### The input
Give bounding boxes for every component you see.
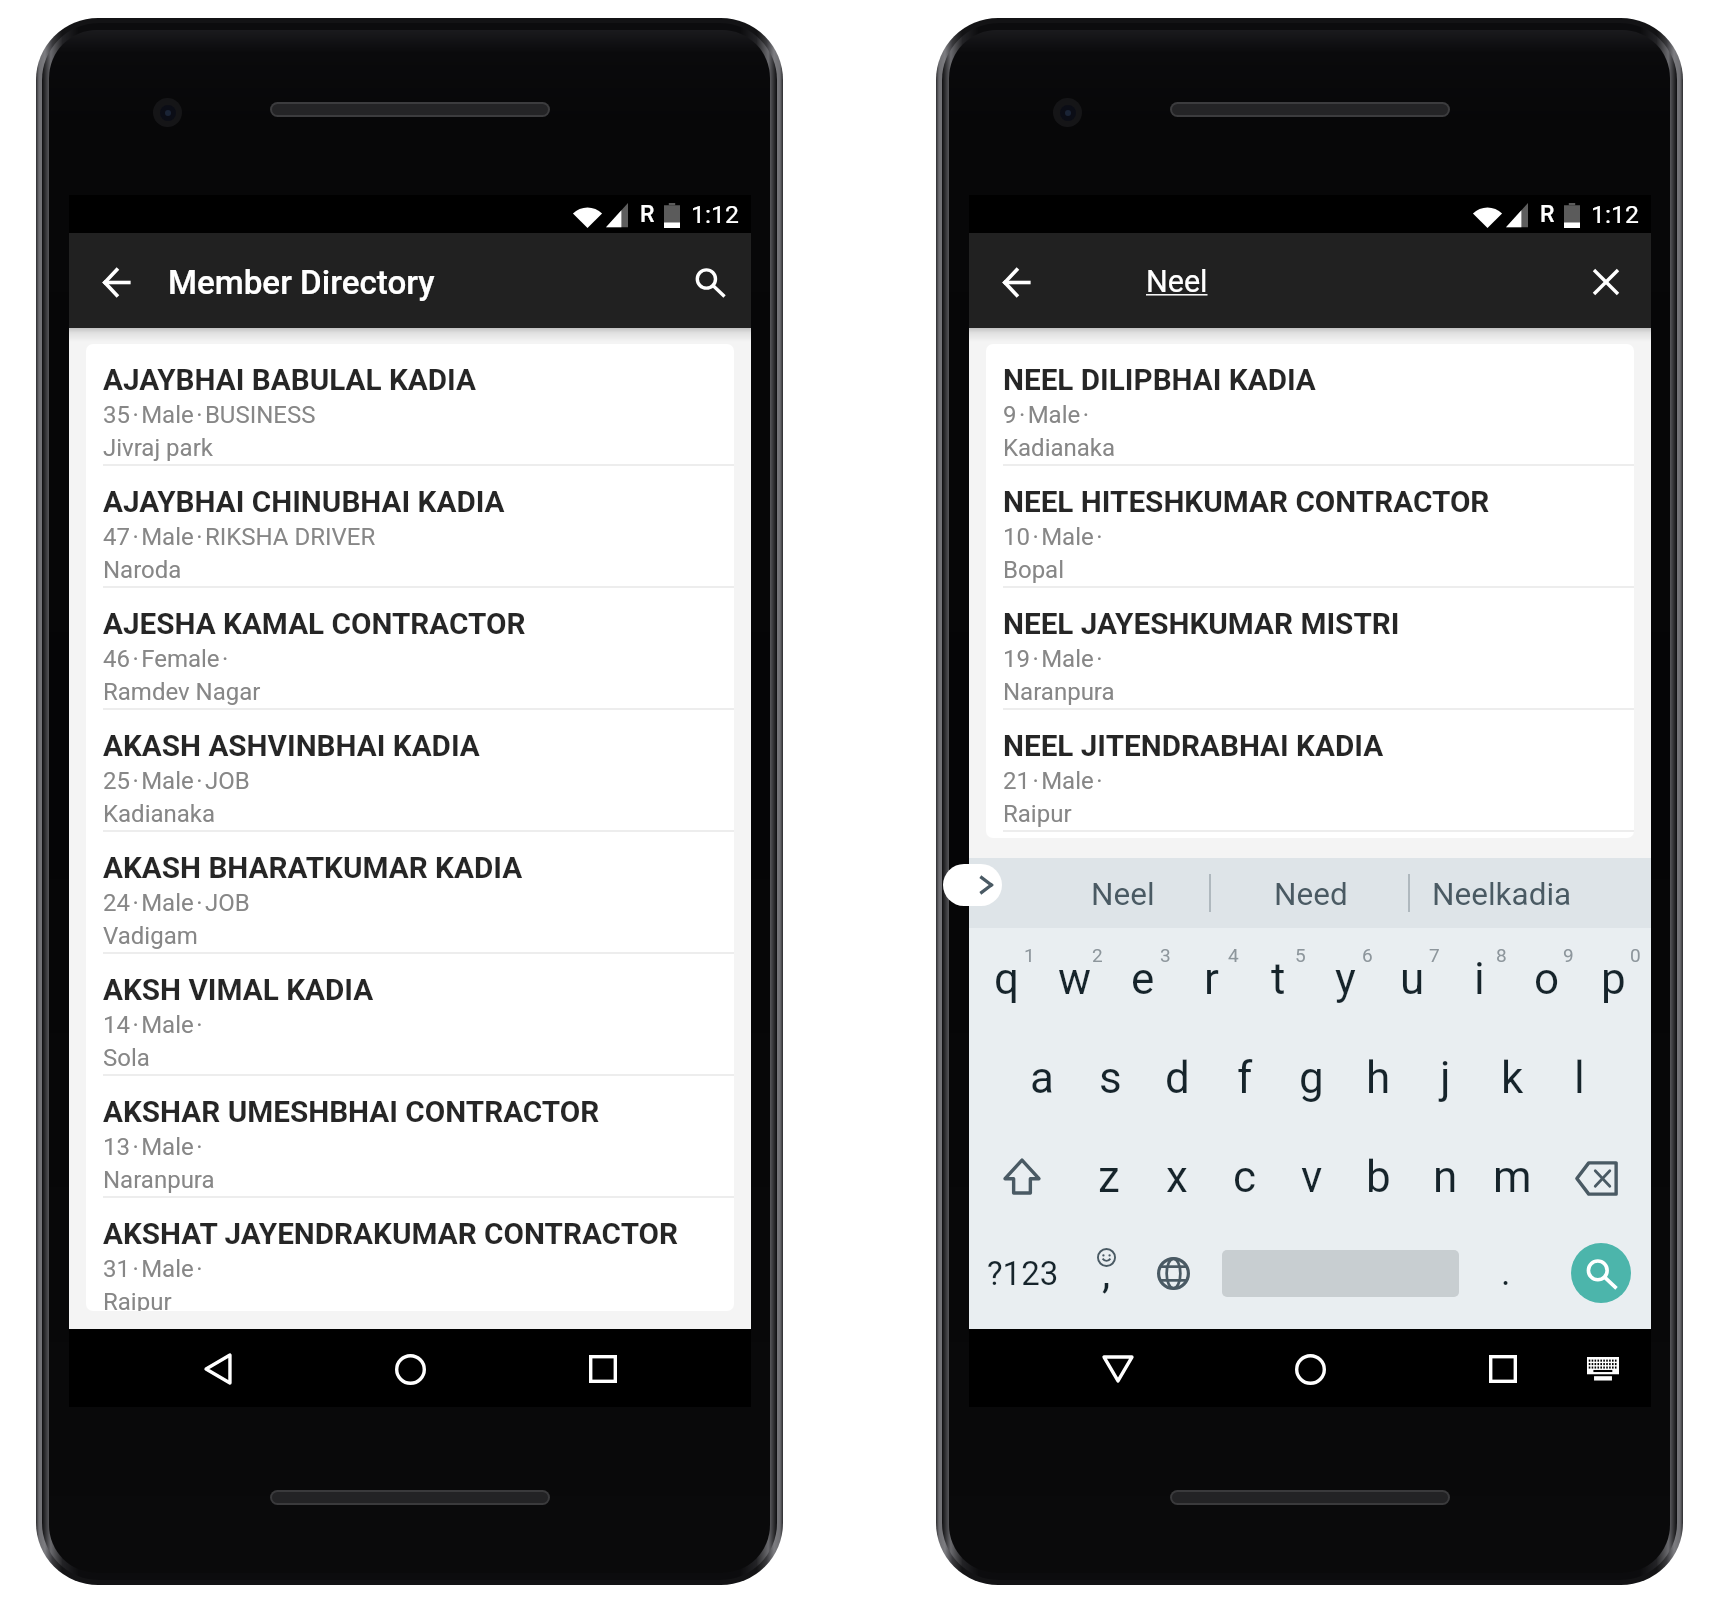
* * *
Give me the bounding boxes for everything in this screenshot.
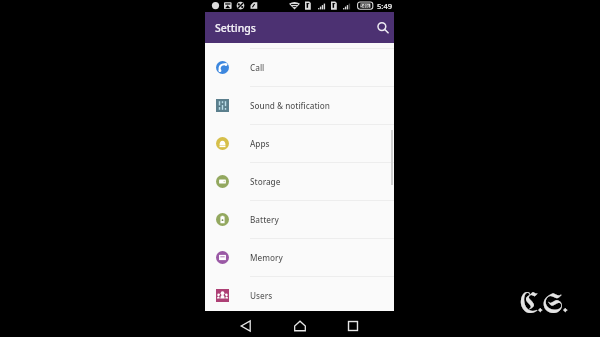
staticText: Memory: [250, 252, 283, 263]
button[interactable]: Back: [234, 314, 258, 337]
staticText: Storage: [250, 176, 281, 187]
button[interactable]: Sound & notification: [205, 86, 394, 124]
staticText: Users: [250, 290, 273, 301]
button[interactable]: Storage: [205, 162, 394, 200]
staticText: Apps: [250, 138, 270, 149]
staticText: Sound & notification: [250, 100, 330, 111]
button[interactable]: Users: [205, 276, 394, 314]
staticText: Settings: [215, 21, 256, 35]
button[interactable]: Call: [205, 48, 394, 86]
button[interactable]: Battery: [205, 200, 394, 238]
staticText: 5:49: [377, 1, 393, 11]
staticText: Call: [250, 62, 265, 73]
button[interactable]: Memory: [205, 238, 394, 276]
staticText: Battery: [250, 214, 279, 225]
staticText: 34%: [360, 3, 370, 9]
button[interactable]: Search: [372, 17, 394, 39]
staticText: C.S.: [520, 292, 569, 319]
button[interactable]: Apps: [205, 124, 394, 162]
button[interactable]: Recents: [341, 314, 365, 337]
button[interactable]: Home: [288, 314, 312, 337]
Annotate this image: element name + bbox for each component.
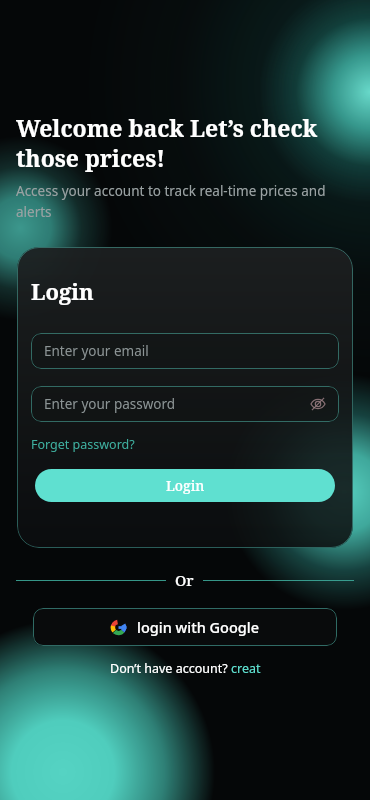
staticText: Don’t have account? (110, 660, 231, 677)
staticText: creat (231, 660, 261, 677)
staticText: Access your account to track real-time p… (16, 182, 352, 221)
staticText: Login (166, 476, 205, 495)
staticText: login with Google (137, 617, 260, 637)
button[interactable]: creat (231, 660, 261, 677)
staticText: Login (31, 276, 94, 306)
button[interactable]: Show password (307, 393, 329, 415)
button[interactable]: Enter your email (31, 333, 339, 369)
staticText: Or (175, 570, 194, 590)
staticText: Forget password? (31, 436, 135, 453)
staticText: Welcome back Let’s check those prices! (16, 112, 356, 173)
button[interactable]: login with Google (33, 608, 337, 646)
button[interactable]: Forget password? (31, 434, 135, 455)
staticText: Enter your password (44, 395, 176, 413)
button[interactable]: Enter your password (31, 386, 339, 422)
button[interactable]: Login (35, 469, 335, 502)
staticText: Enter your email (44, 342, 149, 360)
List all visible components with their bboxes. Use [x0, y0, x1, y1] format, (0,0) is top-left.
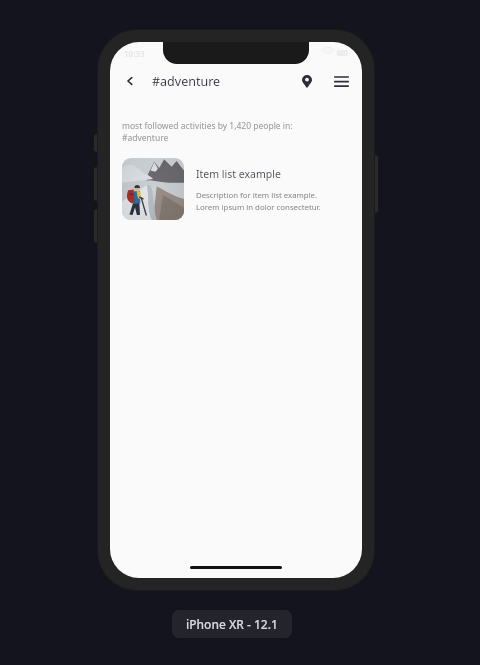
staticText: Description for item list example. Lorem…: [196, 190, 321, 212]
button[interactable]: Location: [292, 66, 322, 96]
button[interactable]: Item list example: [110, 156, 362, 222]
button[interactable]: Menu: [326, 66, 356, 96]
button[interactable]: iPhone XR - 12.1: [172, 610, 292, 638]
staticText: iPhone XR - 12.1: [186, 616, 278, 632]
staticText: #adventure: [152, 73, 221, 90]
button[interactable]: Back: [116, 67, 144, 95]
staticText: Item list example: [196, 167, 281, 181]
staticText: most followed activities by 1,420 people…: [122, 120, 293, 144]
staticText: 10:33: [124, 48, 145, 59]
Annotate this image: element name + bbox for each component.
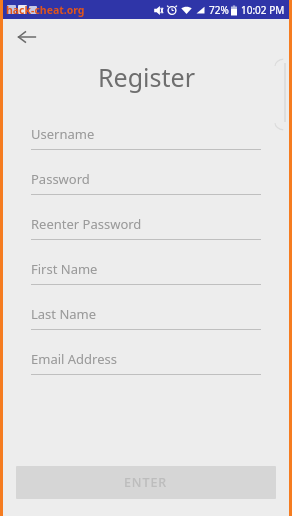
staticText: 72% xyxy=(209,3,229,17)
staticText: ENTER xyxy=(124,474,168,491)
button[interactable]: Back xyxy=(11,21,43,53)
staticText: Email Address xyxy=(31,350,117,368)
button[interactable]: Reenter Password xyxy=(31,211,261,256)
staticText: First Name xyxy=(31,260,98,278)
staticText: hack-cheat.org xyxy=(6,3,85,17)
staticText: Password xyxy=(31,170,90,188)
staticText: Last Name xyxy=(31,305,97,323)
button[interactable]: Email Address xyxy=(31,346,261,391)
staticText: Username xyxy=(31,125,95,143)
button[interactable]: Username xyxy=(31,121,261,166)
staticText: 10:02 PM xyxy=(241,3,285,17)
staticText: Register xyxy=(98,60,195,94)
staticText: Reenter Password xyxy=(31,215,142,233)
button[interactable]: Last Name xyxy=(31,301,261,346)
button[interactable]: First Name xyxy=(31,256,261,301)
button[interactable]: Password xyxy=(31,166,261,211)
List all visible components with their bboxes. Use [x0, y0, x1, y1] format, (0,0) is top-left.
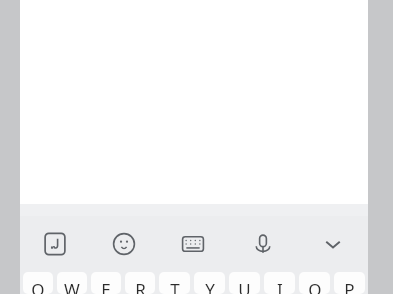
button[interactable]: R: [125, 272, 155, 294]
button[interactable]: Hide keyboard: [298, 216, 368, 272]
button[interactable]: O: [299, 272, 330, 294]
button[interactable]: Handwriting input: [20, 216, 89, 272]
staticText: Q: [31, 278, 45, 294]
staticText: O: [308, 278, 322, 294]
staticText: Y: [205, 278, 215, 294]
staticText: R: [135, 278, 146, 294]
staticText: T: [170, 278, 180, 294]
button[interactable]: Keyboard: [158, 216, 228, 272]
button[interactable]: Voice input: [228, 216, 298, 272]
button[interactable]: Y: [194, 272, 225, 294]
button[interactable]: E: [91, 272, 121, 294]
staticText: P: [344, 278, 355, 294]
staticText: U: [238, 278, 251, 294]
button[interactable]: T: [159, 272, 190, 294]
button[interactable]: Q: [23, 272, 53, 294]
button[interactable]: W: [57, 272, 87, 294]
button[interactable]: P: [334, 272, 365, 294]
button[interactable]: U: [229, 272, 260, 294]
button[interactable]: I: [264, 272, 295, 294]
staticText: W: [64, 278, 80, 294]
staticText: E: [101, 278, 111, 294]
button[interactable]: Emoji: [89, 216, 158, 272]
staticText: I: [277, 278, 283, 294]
...
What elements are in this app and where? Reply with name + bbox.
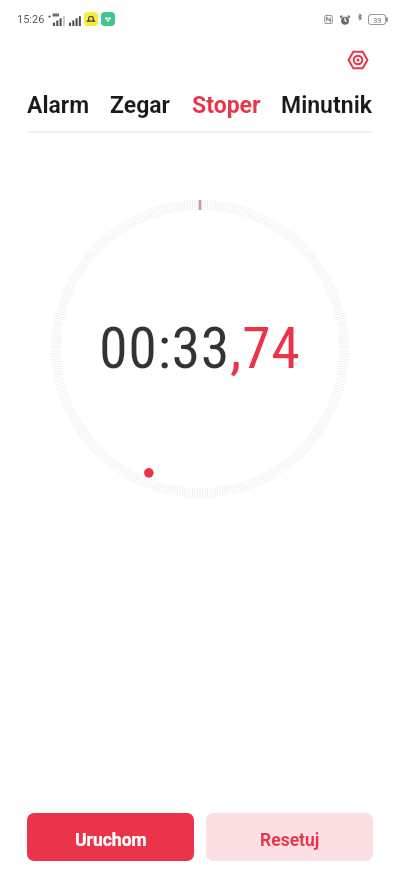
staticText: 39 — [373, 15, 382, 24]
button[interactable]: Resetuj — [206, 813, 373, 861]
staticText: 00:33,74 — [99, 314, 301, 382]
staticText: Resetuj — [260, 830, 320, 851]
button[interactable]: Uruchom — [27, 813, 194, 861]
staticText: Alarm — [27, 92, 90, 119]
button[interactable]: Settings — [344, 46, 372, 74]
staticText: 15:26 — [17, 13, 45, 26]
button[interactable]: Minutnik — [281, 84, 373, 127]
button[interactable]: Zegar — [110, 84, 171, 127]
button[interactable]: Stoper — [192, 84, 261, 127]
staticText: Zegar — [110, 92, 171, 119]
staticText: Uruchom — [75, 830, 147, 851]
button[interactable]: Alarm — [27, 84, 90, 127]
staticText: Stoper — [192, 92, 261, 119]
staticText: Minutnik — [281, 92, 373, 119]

### Directions for this task
Print the material verbatim, from the line with "What elements are" up to and including the line with "staticText: Minutnik — [281, 92, 373, 119]". Leave the picture out of your answer.

### Expected answer
What elements are in this app and where? Reply with name + bbox.
staticText: 39 — [373, 15, 382, 24]
button[interactable]: Resetuj — [206, 813, 373, 861]
staticText: 00:33,74 — [99, 314, 301, 382]
staticText: Resetuj — [260, 830, 320, 851]
button[interactable]: Uruchom — [27, 813, 194, 861]
staticText: Alarm — [27, 92, 90, 119]
button[interactable]: Settings — [344, 46, 372, 74]
staticText: 15:26 — [17, 13, 45, 26]
button[interactable]: Minutnik — [281, 84, 373, 127]
button[interactable]: Zegar — [110, 84, 171, 127]
button[interactable]: Stoper — [192, 84, 261, 127]
staticText: Zegar — [110, 92, 171, 119]
staticText: Uruchom — [75, 830, 147, 851]
button[interactable]: Alarm — [27, 84, 90, 127]
staticText: Stoper — [192, 92, 261, 119]
staticText: Minutnik — [281, 92, 373, 119]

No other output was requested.